GIVEN EXERCISE: Give only the number of lines in the data that contain the word "drawing".

▬▬▬▬▬▬

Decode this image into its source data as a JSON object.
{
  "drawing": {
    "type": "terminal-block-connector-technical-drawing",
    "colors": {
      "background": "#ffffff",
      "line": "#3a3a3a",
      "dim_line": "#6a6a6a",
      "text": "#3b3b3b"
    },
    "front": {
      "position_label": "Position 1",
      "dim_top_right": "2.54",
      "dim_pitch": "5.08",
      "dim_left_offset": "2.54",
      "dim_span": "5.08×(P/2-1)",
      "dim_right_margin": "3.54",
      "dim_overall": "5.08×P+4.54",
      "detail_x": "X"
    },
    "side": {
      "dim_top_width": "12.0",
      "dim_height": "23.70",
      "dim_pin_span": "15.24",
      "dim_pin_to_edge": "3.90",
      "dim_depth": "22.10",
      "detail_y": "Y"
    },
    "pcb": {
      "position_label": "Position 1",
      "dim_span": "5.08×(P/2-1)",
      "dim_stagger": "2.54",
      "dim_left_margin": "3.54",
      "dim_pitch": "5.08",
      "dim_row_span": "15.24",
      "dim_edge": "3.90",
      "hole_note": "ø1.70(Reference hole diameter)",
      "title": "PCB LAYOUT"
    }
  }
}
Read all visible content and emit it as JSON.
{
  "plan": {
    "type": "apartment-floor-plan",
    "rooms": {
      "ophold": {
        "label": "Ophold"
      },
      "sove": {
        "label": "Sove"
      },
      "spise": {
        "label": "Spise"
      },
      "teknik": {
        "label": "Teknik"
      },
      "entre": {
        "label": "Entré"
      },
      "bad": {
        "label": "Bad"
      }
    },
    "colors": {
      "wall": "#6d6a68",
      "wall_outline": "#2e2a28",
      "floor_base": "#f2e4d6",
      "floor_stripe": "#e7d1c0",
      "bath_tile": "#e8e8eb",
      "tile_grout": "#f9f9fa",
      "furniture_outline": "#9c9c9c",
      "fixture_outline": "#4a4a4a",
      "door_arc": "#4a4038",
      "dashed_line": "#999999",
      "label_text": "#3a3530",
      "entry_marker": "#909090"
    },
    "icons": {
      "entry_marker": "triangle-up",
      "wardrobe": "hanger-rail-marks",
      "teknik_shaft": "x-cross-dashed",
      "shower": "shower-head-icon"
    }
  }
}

▬▬▬▬▬▬

RESULT OF THE TASK: 2